PROBLEM STATEMENT: Give a verbatim copy of the lines below, minus the pictures.
## START TASK INPUTS
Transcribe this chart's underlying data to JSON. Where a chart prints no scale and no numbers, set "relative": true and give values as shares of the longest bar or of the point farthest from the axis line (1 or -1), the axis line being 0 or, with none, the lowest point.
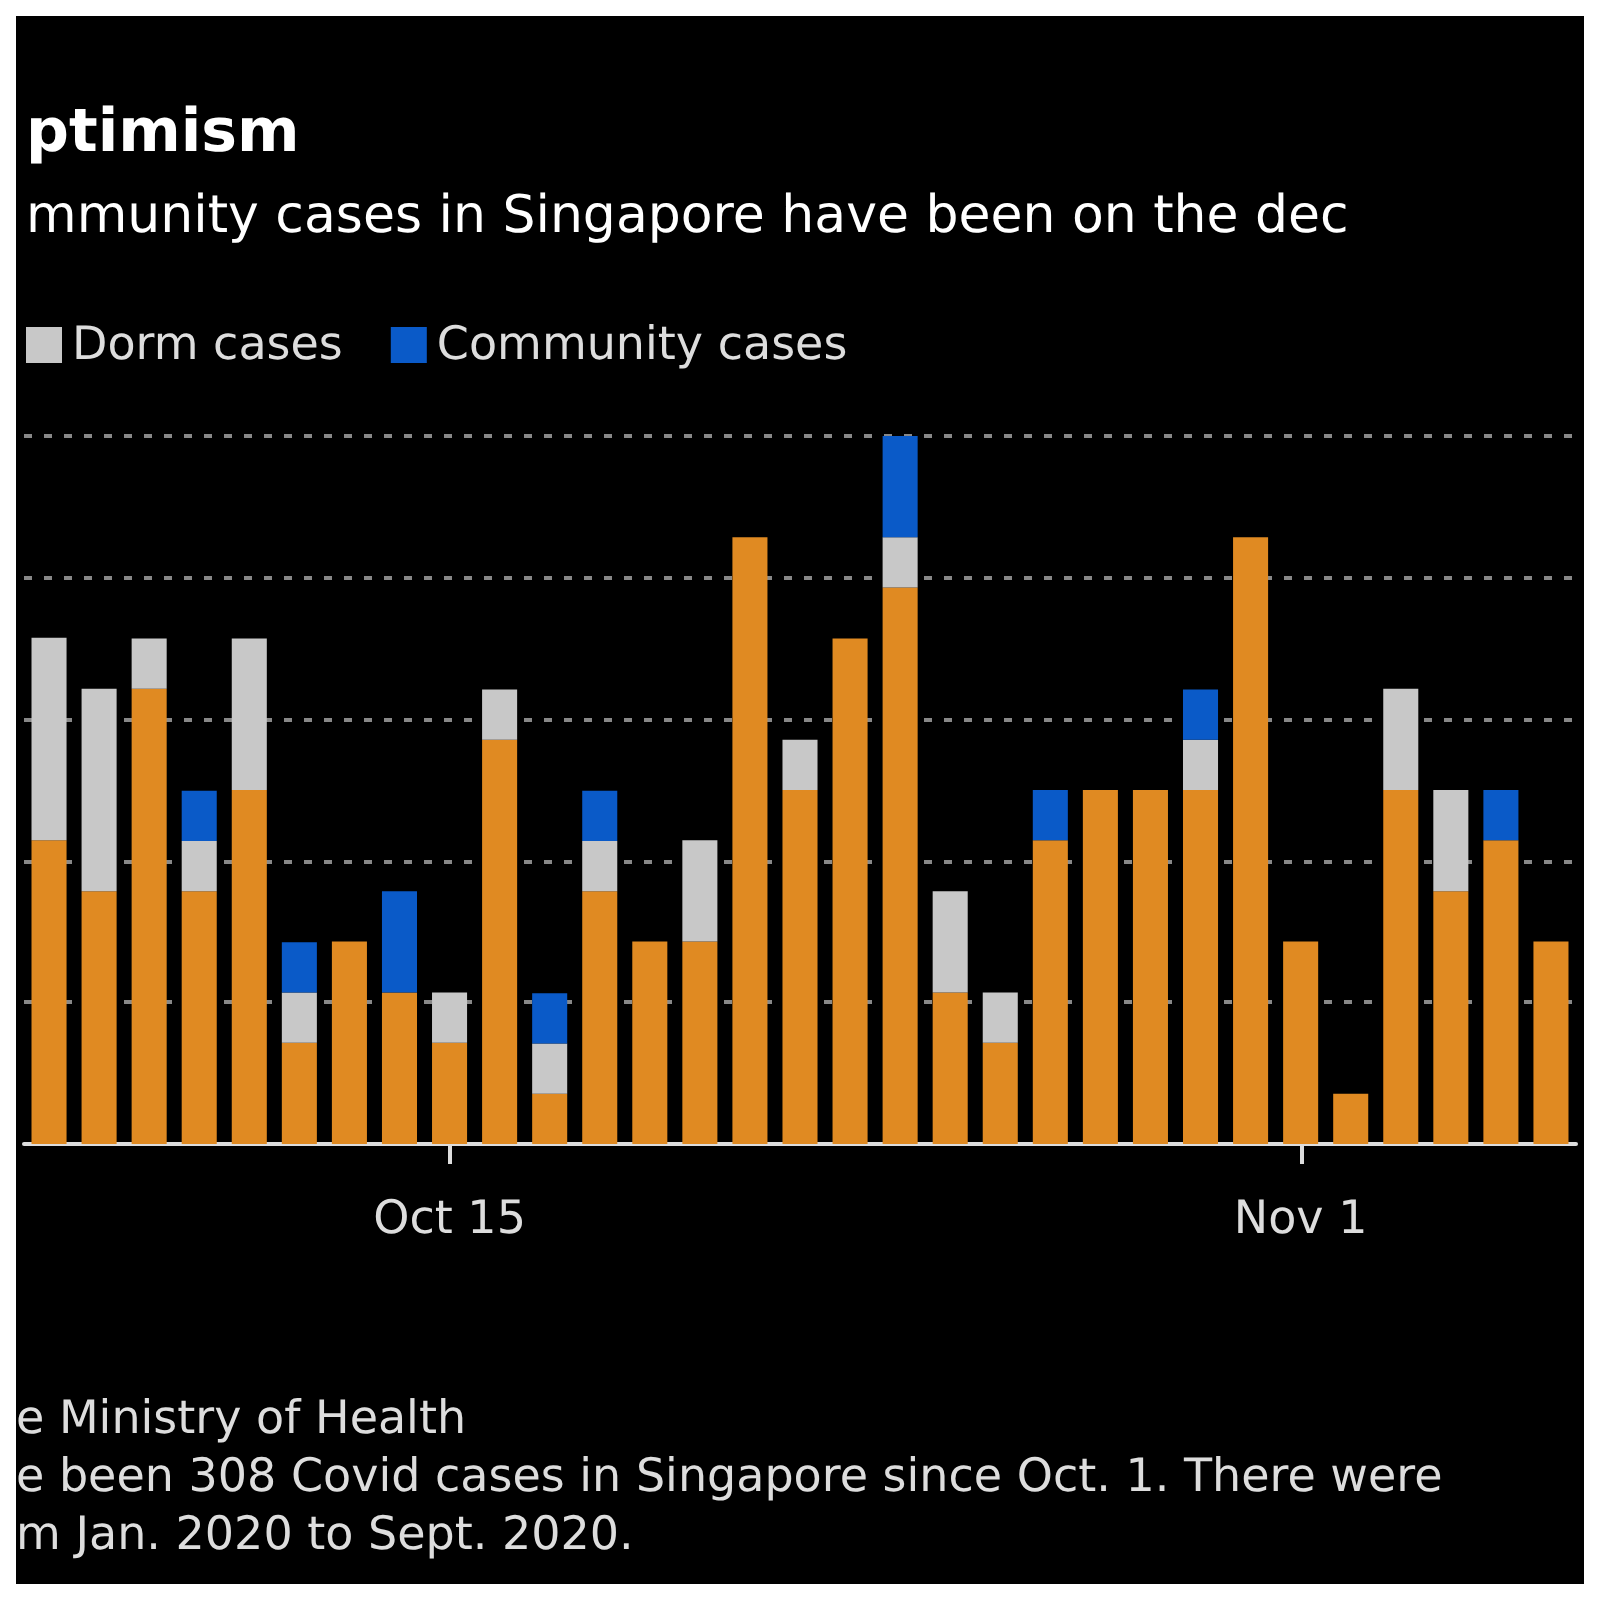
{
  "chart_data": {
    "type": "bar",
    "stacked": true,
    "relative": true,
    "title": "ptimism",
    "subtitle": "mmunity cases in Singapore have been on the dec",
    "categories": [
      null,
      null,
      null,
      null,
      null,
      null,
      null,
      null,
      "Oct 15",
      null,
      null,
      null,
      null,
      null,
      null,
      null,
      null,
      null,
      null,
      null,
      null,
      null,
      null,
      null,
      null,
      "Nov 1",
      null,
      null,
      null,
      null,
      null
    ],
    "series": [
      {
        "color": "#e08a22",
        "values": [
          0.429,
          0.357,
          0.643,
          0.357,
          0.5,
          0.143,
          0.286,
          0.214,
          0.143,
          0.571,
          0.071,
          0.357,
          0.286,
          0.286,
          0.857,
          0.5,
          0.714,
          0.786,
          0.214,
          0.143,
          0.429,
          0.5,
          0.5,
          0.5,
          0.857,
          0.286,
          0.071,
          0.5,
          0.357,
          0.429,
          0.286
        ]
      },
      {
        "name": "Dorm cases",
        "color": "#c8c8c8",
        "values": [
          0.286,
          0.286,
          0.071,
          0.071,
          0.214,
          0.071,
          0,
          0,
          0.071,
          0.071,
          0.071,
          0.071,
          0,
          0.143,
          0,
          0.071,
          0,
          0.071,
          0.143,
          0.071,
          0,
          0,
          0,
          0.071,
          0,
          0,
          0,
          0.143,
          0.143,
          0,
          0
        ]
      },
      {
        "name": "Community cases",
        "color": "#0a5ac8",
        "values": [
          0,
          0,
          0,
          0.071,
          0,
          0.071,
          0,
          0.143,
          0,
          0,
          0.071,
          0.071,
          0,
          0,
          0,
          0,
          0,
          0.143,
          0,
          0,
          0.071,
          0,
          0,
          0.071,
          0,
          0,
          0,
          0,
          0,
          0.071,
          0
        ]
      }
    ],
    "grid": "y",
    "legend": "top left",
    "annotations": [
      "e Ministry of Health",
      "e been 308 Covid cases in Singapore since Oct. 1. There were",
      "m Jan. 2020 to Sept. 2020."
    ]
  }
}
## END TASK INPUTS
TASK OUTPUT:
Transcribe this chart's underlying data to JSON. Where a chart prints no scale and no numbers, set "relative": true and give values as shares of the longest bar or of the point farthest from the axis line (1 or -1), the axis line being 0 or, with none, the lowest point.
{
  "chart_data": {
    "type": "bar",
    "stacked": true,
    "relative": true,
    "title": "ptimism",
    "subtitle": "mmunity cases in Singapore have been on the dec",
    "categories": [
      null,
      null,
      null,
      null,
      null,
      null,
      null,
      null,
      "Oct 15",
      null,
      null,
      null,
      null,
      null,
      null,
      null,
      null,
      null,
      null,
      null,
      null,
      null,
      null,
      null,
      null,
      "Nov 1",
      null,
      null,
      null,
      null,
      null
    ],
    "series": [
      {
        "color": "#e08a22",
        "values": [
          0.429,
          0.357,
          0.643,
          0.357,
          0.5,
          0.143,
          0.286,
          0.214,
          0.143,
          0.571,
          0.071,
          0.357,
          0.286,
          0.286,
          0.857,
          0.5,
          0.714,
          0.786,
          0.214,
          0.143,
          0.429,
          0.5,
          0.5,
          0.5,
          0.857,
          0.286,
          0.071,
          0.5,
          0.357,
          0.429,
          0.286
        ]
      },
      {
        "name": "Dorm cases",
        "color": "#c8c8c8",
        "values": [
          0.286,
          0.286,
          0.071,
          0.071,
          0.214,
          0.071,
          0,
          0,
          0.071,
          0.071,
          0.071,
          0.071,
          0,
          0.143,
          0,
          0.071,
          0,
          0.071,
          0.143,
          0.071,
          0,
          0,
          0,
          0.071,
          0,
          0,
          0,
          0.143,
          0.143,
          0,
          0
        ]
      },
      {
        "name": "Community cases",
        "color": "#0a5ac8",
        "values": [
          0,
          0,
          0,
          0.071,
          0,
          0.071,
          0,
          0.143,
          0,
          0,
          0.071,
          0.071,
          0,
          0,
          0,
          0,
          0,
          0.143,
          0,
          0,
          0.071,
          0,
          0,
          0.071,
          0,
          0,
          0,
          0,
          0,
          0.071,
          0
        ]
      }
    ],
    "grid": "y",
    "legend": "top left",
    "annotations": [
      "e Ministry of Health",
      "e been 308 Covid cases in Singapore since Oct. 1. There were",
      "m Jan. 2020 to Sept. 2020."
    ]
  }
}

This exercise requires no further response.